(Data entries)
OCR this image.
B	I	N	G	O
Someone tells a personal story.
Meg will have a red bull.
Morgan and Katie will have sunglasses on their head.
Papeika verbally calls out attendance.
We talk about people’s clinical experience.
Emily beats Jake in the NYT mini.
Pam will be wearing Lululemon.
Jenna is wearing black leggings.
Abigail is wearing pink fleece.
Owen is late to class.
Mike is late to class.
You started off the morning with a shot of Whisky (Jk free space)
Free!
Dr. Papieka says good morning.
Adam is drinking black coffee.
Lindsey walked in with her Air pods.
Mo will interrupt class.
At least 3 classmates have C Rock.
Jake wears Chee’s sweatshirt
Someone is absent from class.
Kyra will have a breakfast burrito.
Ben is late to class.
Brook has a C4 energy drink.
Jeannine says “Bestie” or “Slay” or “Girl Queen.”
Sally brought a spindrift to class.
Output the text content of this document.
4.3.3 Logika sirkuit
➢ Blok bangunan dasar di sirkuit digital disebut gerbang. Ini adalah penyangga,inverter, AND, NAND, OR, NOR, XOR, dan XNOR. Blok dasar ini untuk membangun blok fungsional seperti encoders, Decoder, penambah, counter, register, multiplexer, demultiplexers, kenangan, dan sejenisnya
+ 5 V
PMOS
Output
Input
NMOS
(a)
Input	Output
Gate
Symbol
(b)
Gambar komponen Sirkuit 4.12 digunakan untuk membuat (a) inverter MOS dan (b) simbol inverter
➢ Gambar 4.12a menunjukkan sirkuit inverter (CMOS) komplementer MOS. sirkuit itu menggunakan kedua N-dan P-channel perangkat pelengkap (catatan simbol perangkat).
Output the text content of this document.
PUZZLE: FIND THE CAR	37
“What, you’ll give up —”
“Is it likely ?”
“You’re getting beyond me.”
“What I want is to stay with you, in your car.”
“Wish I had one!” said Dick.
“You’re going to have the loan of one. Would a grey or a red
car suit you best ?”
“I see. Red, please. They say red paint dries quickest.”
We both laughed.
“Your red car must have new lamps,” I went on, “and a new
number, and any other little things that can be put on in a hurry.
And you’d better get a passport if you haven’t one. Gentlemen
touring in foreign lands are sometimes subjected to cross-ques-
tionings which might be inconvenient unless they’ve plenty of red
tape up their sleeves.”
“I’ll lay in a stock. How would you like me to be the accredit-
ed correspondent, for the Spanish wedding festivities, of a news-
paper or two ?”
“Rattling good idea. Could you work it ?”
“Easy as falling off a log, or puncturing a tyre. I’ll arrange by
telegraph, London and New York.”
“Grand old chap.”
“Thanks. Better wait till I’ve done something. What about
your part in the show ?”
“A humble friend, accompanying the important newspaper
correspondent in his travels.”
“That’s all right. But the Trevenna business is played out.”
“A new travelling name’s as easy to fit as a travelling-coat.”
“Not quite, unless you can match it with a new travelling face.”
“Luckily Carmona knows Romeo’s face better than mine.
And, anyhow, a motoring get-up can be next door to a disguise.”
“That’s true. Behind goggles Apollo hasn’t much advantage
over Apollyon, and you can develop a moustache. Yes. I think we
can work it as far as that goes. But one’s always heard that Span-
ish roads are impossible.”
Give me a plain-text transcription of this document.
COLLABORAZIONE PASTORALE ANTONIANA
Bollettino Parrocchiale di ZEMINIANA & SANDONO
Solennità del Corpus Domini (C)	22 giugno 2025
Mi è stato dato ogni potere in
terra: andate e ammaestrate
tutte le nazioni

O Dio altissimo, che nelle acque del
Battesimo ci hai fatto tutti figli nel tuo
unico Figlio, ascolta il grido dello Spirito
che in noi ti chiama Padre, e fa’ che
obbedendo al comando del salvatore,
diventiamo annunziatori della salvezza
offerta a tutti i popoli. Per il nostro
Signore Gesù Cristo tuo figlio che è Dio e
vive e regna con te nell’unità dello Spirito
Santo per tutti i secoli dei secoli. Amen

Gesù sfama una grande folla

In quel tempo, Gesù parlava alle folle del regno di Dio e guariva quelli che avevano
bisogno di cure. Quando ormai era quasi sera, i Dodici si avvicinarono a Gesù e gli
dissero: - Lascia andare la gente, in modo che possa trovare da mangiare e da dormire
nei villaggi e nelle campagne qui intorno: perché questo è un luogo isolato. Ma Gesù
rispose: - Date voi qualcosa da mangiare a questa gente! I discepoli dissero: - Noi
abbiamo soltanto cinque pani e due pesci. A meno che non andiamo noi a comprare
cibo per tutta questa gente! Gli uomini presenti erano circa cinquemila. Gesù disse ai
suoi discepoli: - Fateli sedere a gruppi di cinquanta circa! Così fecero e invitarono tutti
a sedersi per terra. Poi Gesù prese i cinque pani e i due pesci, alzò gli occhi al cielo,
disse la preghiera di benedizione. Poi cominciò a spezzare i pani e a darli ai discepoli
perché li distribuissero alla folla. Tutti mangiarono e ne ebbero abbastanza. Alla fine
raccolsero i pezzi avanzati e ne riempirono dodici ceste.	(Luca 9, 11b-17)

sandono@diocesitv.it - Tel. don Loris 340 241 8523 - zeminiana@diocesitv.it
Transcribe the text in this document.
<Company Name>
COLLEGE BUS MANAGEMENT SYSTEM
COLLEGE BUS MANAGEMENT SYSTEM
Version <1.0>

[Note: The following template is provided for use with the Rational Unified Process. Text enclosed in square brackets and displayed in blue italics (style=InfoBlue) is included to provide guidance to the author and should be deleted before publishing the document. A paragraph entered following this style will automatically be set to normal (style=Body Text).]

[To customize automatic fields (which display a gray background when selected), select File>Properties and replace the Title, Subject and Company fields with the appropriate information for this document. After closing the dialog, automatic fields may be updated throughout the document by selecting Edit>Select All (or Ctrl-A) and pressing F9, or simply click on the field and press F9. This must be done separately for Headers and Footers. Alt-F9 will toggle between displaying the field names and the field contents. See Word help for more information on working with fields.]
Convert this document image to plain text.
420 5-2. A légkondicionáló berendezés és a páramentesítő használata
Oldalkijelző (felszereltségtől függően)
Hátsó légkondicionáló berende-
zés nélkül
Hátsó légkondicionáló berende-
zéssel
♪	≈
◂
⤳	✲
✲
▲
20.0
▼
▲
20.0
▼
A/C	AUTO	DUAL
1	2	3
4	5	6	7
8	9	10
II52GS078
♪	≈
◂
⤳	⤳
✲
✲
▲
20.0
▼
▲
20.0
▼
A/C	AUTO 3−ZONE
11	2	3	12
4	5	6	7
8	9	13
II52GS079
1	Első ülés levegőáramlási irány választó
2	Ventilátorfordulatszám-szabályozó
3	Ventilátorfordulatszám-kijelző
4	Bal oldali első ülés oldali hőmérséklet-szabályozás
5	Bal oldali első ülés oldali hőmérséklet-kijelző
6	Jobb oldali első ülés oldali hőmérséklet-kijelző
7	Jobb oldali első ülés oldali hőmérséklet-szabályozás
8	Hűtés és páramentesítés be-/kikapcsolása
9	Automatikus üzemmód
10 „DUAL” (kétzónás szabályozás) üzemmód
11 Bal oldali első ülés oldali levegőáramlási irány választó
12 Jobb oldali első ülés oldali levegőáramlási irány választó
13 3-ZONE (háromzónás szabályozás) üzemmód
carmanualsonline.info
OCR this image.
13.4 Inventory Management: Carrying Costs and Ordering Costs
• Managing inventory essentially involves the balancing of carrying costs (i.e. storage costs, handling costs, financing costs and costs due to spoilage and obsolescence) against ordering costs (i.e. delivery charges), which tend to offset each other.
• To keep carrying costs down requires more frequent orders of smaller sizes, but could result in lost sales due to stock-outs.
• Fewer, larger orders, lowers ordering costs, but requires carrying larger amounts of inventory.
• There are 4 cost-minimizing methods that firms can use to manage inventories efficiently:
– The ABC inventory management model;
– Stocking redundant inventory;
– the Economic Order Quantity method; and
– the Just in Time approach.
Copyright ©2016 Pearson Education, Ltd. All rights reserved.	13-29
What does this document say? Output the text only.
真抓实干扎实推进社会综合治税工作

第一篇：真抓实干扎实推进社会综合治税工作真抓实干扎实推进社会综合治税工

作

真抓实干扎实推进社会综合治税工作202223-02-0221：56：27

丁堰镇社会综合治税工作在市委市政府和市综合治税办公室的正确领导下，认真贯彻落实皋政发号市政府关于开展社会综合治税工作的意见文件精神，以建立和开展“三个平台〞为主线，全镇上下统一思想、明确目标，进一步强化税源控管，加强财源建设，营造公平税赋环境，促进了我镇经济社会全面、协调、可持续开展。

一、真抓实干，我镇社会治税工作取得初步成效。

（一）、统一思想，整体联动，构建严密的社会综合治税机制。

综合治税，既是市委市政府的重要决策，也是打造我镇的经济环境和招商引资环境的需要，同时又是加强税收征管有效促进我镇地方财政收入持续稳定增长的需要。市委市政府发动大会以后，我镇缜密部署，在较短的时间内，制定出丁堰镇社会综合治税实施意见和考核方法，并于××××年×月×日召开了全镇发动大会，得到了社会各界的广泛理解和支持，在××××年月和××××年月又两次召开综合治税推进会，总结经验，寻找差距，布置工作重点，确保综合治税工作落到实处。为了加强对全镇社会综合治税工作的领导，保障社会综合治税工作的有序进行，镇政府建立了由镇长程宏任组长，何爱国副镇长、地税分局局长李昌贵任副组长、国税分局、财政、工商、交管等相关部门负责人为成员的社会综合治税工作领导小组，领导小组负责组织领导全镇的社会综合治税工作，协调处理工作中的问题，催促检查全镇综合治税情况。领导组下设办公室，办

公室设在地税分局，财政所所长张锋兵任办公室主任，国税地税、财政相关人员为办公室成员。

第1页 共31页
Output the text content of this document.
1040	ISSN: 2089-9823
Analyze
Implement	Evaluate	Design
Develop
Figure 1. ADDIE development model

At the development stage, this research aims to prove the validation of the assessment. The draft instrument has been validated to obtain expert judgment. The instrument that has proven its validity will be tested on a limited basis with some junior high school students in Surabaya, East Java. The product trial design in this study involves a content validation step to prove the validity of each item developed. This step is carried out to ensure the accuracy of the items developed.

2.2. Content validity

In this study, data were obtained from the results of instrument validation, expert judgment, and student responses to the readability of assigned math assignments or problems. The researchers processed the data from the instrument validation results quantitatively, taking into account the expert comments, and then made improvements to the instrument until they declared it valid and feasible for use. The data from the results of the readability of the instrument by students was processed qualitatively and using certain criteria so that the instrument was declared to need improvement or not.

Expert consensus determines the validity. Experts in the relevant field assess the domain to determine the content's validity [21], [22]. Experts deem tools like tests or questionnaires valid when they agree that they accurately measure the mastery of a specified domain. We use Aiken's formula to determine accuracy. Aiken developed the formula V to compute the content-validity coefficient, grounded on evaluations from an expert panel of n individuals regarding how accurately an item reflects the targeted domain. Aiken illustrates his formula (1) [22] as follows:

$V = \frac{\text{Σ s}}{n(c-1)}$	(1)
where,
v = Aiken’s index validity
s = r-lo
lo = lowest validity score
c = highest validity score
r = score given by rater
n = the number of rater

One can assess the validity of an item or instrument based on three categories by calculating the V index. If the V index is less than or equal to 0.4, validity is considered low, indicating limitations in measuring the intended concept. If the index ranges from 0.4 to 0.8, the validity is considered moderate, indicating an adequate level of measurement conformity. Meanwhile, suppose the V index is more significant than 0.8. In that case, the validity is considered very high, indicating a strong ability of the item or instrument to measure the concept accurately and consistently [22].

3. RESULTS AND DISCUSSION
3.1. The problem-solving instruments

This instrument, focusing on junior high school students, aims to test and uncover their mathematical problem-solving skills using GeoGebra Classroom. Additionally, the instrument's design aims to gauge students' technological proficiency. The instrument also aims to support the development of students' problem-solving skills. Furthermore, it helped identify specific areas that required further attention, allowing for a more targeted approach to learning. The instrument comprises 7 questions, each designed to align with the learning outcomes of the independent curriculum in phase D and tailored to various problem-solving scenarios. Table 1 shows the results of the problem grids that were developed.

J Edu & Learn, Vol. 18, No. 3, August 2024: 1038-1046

_Goal of the exercise_. State only the number of lines in these entries that contain "gente".

_Full answer_. 3